- DIRECTION A -
Answer these questions about the article on the Utah couple's children's book, one answer per line:
(i) In what town do Meg and Corbin Frost live?
(ii) What title are they giving their new book?
(iii) Where does Meg Frost work as a librarian?

- PAGE -

══════

Utah couple writes children's book that helps parents interact

Published: Monday, Aug. 11 2014 10:10 p.m. MDT

Meg and Corbin Frost pose for a portrait with a copy of their new book, "Pictivities," at their home in Mapleton on Friday, Aug. 8, 2014.

Michelle Tessier, Deseret News

MAPLETON, Utah County — When Meg Frost reads to children, she comes alive.

And she usually gets the same response from the kids.

"It's always a big hit," said her husband, Corbin Frost. "She'll ask them to touch things and pretend to pick flowers on the page."

The BYU librarian's animated and encompassing nature involving books and kids comes naturally to her — enough so that she's repeatedly requested by kids at family gatherings and various church functions.

And since marrying a professional illustrator/artist earlier this year, Meg has found a way to help nearly anyone have as much fun as she has reading with children.

"Kids don't always understand the words in a story, but when they can link those words and pictures on the page with receiving a response from their parents, they can enjoy something important together," she said.

"The fun of it comes off the page," Corbin added.

The duo, of Mapleton, has co-authored a new children's book, expected to be published later this year and on sale before Christmas, if they get the funds they need to continue with the project.

They're calling it "Pictivities," as pictures inside the book inspire active reactions from the reader and the child.

"I just love doing something that will make them laugh and smile and giggle and squeal," Meg said. "I think it is very bonding between me and the child."

══════

- DIRECTION B -
Echo the lines of the labeled box records starting at the line that contains "volte-icon: Vo LTE [383, 16, 400, 33]" and ending at the line that contains "battery-level: 68 [480, 19, 504, 30]", including both of those lines.

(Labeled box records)
══════

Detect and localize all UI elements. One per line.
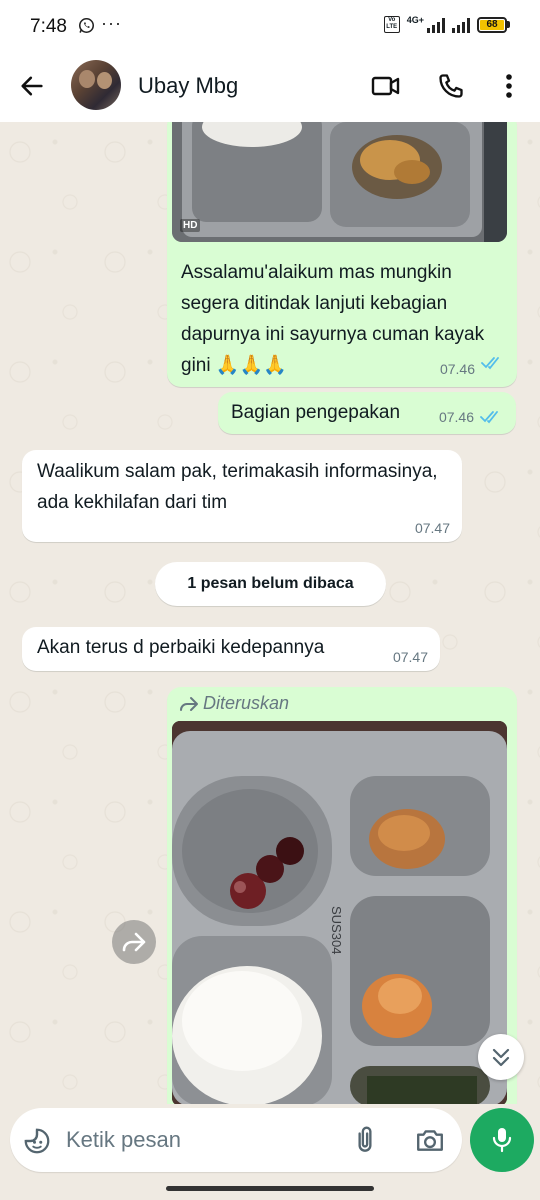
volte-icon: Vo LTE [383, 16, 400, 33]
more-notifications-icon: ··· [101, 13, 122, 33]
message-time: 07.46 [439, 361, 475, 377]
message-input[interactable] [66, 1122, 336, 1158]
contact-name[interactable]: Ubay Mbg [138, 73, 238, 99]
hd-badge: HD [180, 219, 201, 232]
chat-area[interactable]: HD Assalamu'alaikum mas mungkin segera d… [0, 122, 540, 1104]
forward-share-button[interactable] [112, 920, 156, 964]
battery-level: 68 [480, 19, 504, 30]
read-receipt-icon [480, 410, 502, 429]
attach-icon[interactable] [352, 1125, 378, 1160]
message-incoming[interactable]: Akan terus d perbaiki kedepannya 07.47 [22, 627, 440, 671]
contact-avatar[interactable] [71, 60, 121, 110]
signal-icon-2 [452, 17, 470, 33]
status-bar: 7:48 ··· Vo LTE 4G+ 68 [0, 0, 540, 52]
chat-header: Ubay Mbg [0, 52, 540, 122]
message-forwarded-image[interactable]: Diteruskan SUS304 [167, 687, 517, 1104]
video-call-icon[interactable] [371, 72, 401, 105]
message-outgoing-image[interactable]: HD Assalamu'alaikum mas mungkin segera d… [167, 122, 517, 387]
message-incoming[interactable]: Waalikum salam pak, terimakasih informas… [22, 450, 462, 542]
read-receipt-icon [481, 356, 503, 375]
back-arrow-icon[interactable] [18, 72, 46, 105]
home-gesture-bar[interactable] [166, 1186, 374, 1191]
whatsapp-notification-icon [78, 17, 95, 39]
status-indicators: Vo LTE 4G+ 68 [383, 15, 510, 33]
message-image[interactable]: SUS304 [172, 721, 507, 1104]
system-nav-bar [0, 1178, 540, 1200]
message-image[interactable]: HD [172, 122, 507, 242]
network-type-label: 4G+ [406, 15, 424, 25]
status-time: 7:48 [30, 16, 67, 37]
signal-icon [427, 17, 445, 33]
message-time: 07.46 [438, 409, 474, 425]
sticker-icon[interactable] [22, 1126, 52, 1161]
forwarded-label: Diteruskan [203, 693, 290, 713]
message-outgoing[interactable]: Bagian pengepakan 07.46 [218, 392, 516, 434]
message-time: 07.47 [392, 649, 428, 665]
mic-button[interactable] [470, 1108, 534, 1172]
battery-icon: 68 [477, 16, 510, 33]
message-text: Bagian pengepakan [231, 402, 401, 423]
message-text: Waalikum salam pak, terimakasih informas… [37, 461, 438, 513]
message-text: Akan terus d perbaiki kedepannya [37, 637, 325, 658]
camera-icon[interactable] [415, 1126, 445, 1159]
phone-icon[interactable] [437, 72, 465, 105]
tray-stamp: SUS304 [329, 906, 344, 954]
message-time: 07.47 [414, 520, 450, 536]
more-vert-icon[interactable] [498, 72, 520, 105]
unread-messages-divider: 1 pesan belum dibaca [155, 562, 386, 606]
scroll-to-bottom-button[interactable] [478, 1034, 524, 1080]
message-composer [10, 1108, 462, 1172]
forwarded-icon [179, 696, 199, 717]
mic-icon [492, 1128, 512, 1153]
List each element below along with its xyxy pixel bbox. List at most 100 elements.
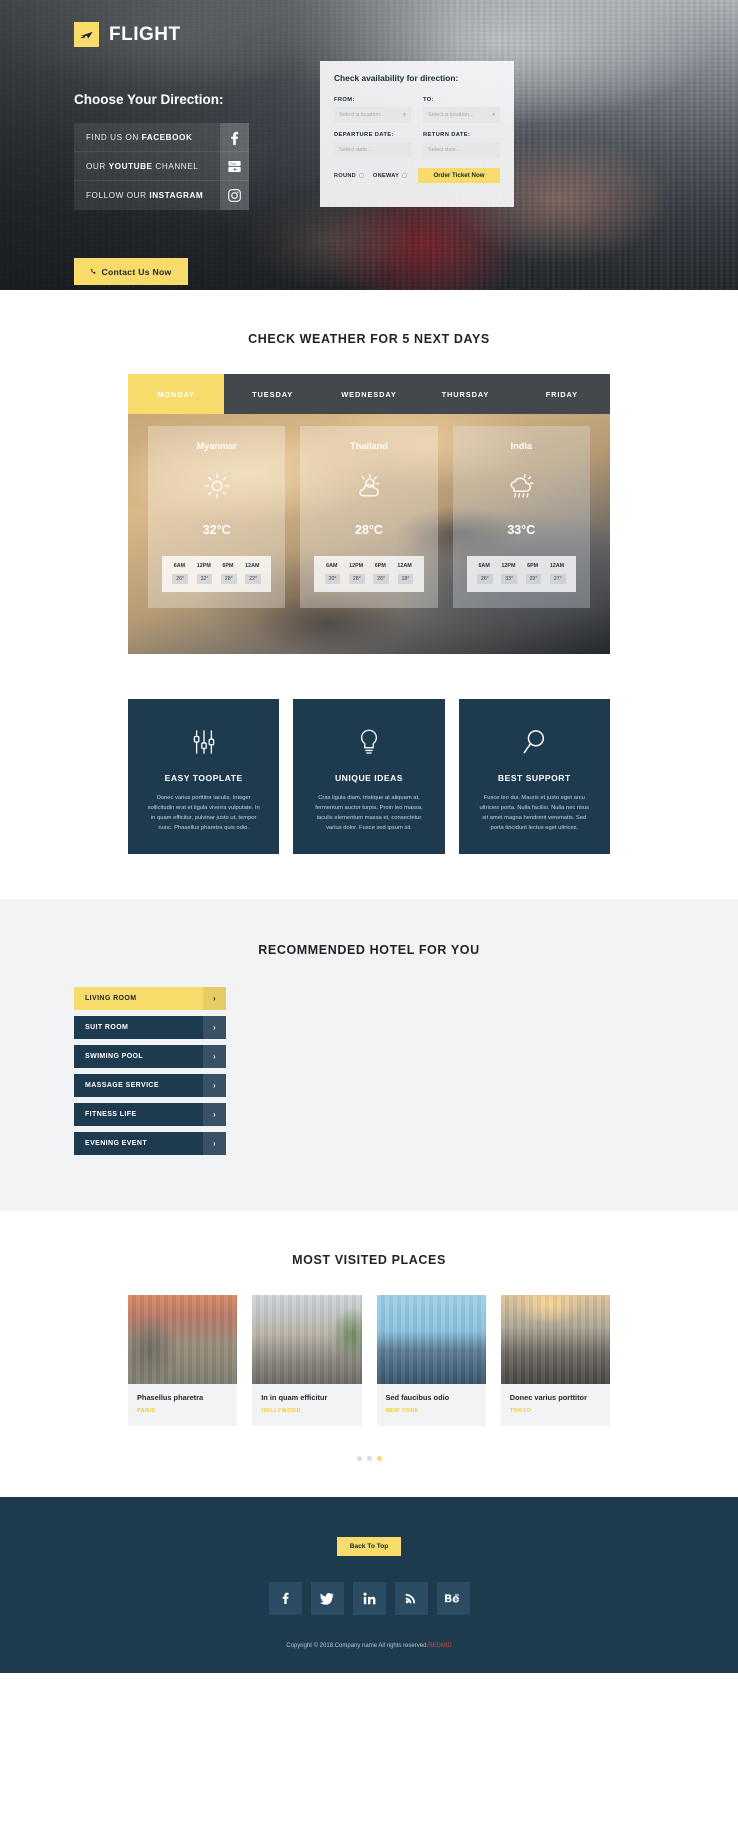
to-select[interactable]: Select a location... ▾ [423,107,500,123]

══════

- CORRECT ANSWER A -
(i) Mapleton
(ii) "Pictivities"
(iii) BYU

- CORRECT ANSWER B -
volte-icon: Vo LTE [383, 16, 400, 33]
more-notifications-icon: ··· [101, 13, 122, 33]
message-time: 07.46 [439, 361, 475, 377]
message-input[interactable] [66, 1122, 336, 1158]
contact-name[interactable]: Ubay Mbg [138, 73, 238, 99]
hd-badge: HD [180, 219, 201, 232]
chat-area[interactable]: HD Assalamu'alaikum mas mungkin segera d… [0, 122, 540, 1104]
forward-share-button[interactable] [112, 920, 156, 964]
battery-level: 68 [480, 19, 504, 30]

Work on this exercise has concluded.